Raw records
--------------------------------------------------

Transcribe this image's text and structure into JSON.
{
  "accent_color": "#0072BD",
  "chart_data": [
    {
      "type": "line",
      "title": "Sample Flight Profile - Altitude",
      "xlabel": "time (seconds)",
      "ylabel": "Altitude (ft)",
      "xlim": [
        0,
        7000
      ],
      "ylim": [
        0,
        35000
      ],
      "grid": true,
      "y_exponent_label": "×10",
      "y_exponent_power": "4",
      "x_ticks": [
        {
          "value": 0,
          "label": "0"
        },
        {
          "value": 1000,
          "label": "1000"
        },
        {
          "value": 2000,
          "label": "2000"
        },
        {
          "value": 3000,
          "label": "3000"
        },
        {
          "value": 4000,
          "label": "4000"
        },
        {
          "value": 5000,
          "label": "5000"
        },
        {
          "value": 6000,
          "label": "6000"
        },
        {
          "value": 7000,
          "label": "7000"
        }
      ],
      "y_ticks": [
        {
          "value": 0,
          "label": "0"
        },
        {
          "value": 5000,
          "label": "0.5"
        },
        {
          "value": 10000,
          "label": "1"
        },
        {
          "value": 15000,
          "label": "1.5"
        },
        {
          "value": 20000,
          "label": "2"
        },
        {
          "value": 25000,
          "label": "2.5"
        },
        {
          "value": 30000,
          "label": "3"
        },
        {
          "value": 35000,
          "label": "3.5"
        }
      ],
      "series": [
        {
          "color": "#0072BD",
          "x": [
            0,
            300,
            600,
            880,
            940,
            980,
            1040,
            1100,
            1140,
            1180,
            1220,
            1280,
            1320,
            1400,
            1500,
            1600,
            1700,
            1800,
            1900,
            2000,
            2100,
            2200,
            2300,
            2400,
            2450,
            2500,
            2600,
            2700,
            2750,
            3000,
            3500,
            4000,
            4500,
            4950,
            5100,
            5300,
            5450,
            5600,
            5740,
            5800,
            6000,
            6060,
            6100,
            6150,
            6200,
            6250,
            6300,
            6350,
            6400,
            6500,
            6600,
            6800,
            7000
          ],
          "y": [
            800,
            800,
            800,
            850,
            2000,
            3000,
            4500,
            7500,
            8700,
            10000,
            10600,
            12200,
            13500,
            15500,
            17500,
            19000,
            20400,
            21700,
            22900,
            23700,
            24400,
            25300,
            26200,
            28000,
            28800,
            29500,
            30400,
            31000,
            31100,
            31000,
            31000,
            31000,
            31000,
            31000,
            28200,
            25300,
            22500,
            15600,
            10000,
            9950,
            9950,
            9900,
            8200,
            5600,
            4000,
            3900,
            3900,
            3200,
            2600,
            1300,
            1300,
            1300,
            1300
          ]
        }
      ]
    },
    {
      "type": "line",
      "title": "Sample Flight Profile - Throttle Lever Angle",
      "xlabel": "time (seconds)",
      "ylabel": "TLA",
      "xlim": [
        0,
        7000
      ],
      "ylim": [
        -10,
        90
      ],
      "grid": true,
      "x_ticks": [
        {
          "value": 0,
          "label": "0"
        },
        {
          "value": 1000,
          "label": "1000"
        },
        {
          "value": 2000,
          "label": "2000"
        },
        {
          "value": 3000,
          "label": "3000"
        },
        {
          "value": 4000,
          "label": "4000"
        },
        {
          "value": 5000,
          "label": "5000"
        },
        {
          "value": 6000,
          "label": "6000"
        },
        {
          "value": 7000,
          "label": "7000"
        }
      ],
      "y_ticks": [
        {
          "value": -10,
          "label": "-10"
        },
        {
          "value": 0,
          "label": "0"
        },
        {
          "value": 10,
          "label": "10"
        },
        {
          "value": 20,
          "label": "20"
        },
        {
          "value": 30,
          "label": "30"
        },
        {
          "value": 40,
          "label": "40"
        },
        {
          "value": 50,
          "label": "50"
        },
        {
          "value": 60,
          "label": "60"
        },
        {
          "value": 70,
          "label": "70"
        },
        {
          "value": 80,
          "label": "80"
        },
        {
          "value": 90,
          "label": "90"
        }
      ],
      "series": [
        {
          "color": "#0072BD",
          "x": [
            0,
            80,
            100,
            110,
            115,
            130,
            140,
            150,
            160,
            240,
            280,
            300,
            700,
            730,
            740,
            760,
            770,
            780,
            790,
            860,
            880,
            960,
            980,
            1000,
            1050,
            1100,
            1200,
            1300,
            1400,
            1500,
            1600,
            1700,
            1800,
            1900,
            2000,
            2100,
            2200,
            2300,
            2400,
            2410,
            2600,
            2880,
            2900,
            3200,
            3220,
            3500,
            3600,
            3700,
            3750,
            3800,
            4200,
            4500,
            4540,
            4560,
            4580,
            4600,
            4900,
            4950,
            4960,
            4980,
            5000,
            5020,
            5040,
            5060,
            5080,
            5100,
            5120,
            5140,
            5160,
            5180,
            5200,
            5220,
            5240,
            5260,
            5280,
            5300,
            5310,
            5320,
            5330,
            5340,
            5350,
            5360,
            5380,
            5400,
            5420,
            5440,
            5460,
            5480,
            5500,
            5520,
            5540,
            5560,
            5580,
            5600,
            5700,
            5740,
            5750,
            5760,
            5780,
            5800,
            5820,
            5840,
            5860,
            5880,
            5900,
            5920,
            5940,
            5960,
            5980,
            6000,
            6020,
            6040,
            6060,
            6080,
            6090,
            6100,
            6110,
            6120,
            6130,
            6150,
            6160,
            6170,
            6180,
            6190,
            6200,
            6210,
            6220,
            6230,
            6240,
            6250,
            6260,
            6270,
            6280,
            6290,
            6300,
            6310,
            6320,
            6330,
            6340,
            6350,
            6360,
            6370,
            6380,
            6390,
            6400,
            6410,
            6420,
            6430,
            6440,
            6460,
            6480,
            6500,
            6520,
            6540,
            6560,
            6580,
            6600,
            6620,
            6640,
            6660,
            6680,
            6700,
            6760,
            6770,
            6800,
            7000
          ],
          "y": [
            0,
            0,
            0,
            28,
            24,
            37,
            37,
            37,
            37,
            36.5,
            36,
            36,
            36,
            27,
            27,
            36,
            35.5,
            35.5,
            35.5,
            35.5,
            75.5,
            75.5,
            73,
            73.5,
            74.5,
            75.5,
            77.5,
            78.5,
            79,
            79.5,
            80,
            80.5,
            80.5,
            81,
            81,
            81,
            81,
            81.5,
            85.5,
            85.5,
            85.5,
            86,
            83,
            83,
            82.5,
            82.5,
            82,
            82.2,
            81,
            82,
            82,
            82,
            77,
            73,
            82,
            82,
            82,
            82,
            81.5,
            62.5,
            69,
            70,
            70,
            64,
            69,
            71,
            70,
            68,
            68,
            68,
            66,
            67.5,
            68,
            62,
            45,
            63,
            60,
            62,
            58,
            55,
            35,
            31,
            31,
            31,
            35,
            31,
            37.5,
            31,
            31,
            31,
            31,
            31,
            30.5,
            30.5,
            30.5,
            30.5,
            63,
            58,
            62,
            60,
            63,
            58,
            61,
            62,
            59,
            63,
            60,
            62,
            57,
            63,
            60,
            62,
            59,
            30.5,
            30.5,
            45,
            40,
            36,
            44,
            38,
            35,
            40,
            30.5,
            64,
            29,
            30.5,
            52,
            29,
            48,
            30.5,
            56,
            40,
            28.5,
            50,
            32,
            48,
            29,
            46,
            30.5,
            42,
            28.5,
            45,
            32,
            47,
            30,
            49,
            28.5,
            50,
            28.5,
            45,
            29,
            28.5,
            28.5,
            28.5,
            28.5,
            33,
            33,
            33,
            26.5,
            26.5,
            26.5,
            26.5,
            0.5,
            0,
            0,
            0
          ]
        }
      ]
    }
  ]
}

--------------------------------------------------

◆ WRITTEN PROBLEM: Repeat every record exactly as written, please.

◆ ANSWER TO THIS EXERCISE:
Transcribe this image's text and structure into JSON.
{
  "accent_color": "#0072BD",
  "chart_data": [
    {
      "type": "line",
      "title": "Sample Flight Profile - Altitude",
      "xlabel": "time (seconds)",
      "ylabel": "Altitude (ft)",
      "xlim": [
        0,
        7000
      ],
      "ylim": [
        0,
        35000
      ],
      "grid": true,
      "y_exponent_label": "×10",
      "y_exponent_power": "4",
      "x_ticks": [
        {
          "value": 0,
          "label": "0"
        },
        {
          "value": 1000,
          "label": "1000"
        },
        {
          "value": 2000,
          "label": "2000"
        },
        {
          "value": 3000,
          "label": "3000"
        },
        {
          "value": 4000,
          "label": "4000"
        },
        {
          "value": 5000,
          "label": "5000"
        },
        {
          "value": 6000,
          "label": "6000"
        },
        {
          "value": 7000,
          "label": "7000"
        }
      ],
      "y_ticks": [
        {
          "value": 0,
          "label": "0"
        },
        {
          "value": 5000,
          "label": "0.5"
        },
        {
          "value": 10000,
          "label": "1"
        },
        {
          "value": 15000,
          "label": "1.5"
        },
        {
          "value": 20000,
          "label": "2"
        },
        {
          "value": 25000,
          "label": "2.5"
        },
        {
          "value": 30000,
          "label": "3"
        },
        {
          "value": 35000,
          "label": "3.5"
        }
      ],
      "series": [
        {
          "color": "#0072BD",
          "x": [
            0,
            300,
            600,
            880,
            940,
            980,
            1040,
            1100,
            1140,
            1180,
            1220,
            1280,
            1320,
            1400,
            1500,
            1600,
            1700,
            1800,
            1900,
            2000,
            2100,
            2200,
            2300,
            2400,
            2450,
            2500,
            2600,
            2700,
            2750,
            3000,
            3500,
            4000,
            4500,
            4950,
            5100,
            5300,
            5450,
            5600,
            5740,
            5800,
            6000,
            6060,
            6100,
            6150,
            6200,
            6250,
            6300,
            6350,
            6400,
            6500,
            6600,
            6800,
            7000
          ],
          "y": [
            800,
            800,
            800,
            850,
            2000,
            3000,
            4500,
            7500,
            8700,
            10000,
            10600,
            12200,
            13500,
            15500,
            17500,
            19000,
            20400,
            21700,
            22900,
            23700,
            24400,
            25300,
            26200,
            28000,
            28800,
            29500,
            30400,
            31000,
            31100,
            31000,
            31000,
            31000,
            31000,
            31000,
            28200,
            25300,
            22500,
            15600,
            10000,
            9950,
            9950,
            9900,
            8200,
            5600,
            4000,
            3900,
            3900,
            3200,
            2600,
            1300,
            1300,
            1300,
            1300
          ]
        }
      ]
    },
    {
      "type": "line",
      "title": "Sample Flight Profile - Throttle Lever Angle",
      "xlabel": "time (seconds)",
      "ylabel": "TLA",
      "xlim": [
        0,
        7000
      ],
      "ylim": [
        -10,
        90
      ],
      "grid": true,
      "x_ticks": [
        {
          "value": 0,
          "label": "0"
        },
        {
          "value": 1000,
          "label": "1000"
        },
        {
          "value": 2000,
          "label": "2000"
        },
        {
          "value": 3000,
          "label": "3000"
        },
        {
          "value": 4000,
          "label": "4000"
        },
        {
          "value": 5000,
          "label": "5000"
        },
        {
          "value": 6000,
          "label": "6000"
        },
        {
          "value": 7000,
          "label": "7000"
        }
      ],
      "y_ticks": [
        {
          "value": -10,
          "label": "-10"
        },
        {
          "value": 0,
          "label": "0"
        },
        {
          "value": 10,
          "label": "10"
        },
        {
          "value": 20,
          "label": "20"
        },
        {
          "value": 30,
          "label": "30"
        },
        {
          "value": 40,
          "label": "40"
        },
        {
          "value": 50,
          "label": "50"
        },
        {
          "value": 60,
          "label": "60"
        },
        {
          "value": 70,
          "label": "70"
        },
        {
          "value": 80,
          "label": "80"
        },
        {
          "value": 90,
          "label": "90"
        }
      ],
      "series": [
        {
          "color": "#0072BD",
          "x": [
            0,
            80,
            100,
            110,
            115,
            130,
            140,
            150,
            160,
            240,
            280,
            300,
            700,
            730,
            740,
            760,
            770,
            780,
            790,
            860,
            880,
            960,
            980,
            1000,
            1050,
            1100,
            1200,
            1300,
            1400,
            1500,
            1600,
            1700,
            1800,
            1900,
            2000,
            2100,
            2200,
            2300,
            2400,
            2410,
            2600,
            2880,
            2900,
            3200,
            3220,
            3500,
            3600,
            3700,
            3750,
            3800,
            4200,
            4500,
            4540,
            4560,
            4580,
            4600,
            4900,
            4950,
            4960,
            4980,
            5000,
            5020,
            5040,
            5060,
            5080,
            5100,
            5120,
            5140,
            5160,
            5180,
            5200,
            5220,
            5240,
            5260,
            5280,
            5300,
            5310,
            5320,
            5330,
            5340,
            5350,
            5360,
            5380,
            5400,
            5420,
            5440,
            5460,
            5480,
            5500,
            5520,
            5540,
            5560,
            5580,
            5600,
            5700,
            5740,
            5750,
            5760,
            5780,
            5800,
            5820,
            5840,
            5860,
            5880,
            5900,
            5920,
            5940,
            5960,
            5980,
            6000,
            6020,
            6040,
            6060,
            6080,
            6090,
            6100,
            6110,
            6120,
            6130,
            6150,
            6160,
            6170,
            6180,
            6190,
            6200,
            6210,
            6220,
            6230,
            6240,
            6250,
            6260,
            6270,
            6280,
            6290,
            6300,
            6310,
            6320,
            6330,
            6340,
            6350,
            6360,
            6370,
            6380,
            6390,
            6400,
            6410,
            6420,
            6430,
            6440,
            6460,
            6480,
            6500,
            6520,
            6540,
            6560,
            6580,
            6600,
            6620,
            6640,
            6660,
            6680,
            6700,
            6760,
            6770,
            6800,
            7000
          ],
          "y": [
            0,
            0,
            0,
            28,
            24,
            37,
            37,
            37,
            37,
            36.5,
            36,
            36,
            36,
            27,
            27,
            36,
            35.5,
            35.5,
            35.5,
            35.5,
            75.5,
            75.5,
            73,
            73.5,
            74.5,
            75.5,
            77.5,
            78.5,
            79,
            79.5,
            80,
            80.5,
            80.5,
            81,
            81,
            81,
            81,
            81.5,
            85.5,
            85.5,
            85.5,
            86,
            83,
            83,
            82.5,
            82.5,
            82,
            82.2,
            81,
            82,
            82,
            82,
            77,
            73,
            82,
            82,
            82,
            82,
            81.5,
            62.5,
            69,
            70,
            70,
            64,
            69,
            71,
            70,
            68,
            68,
            68,
            66,
            67.5,
            68,
            62,
            45,
            63,
            60,
            62,
            58,
            55,
            35,
            31,
            31,
            31,
            35,
            31,
            37.5,
            31,
            31,
            31,
            31,
            31,
            30.5,
            30.5,
            30.5,
            30.5,
            63,
            58,
            62,
            60,
            63,
            58,
            61,
            62,
            59,
            63,
            60,
            62,
            57,
            63,
            60,
            62,
            59,
            30.5,
            30.5,
            45,
            40,
            36,
            44,
            38,
            35,
            40,
            30.5,
            64,
            29,
            30.5,
            52,
            29,
            48,
            30.5,
            56,
            40,
            28.5,
            50,
            32,
            48,
            29,
            46,
            30.5,
            42,
            28.5,
            45,
            32,
            47,
            30,
            49,
            28.5,
            50,
            28.5,
            45,
            29,
            28.5,
            28.5,
            28.5,
            28.5,
            33,
            33,
            33,
            26.5,
            26.5,
            26.5,
            26.5,
            0.5,
            0,
            0,
            0
          ]
        }
      ]
    }
  ]
}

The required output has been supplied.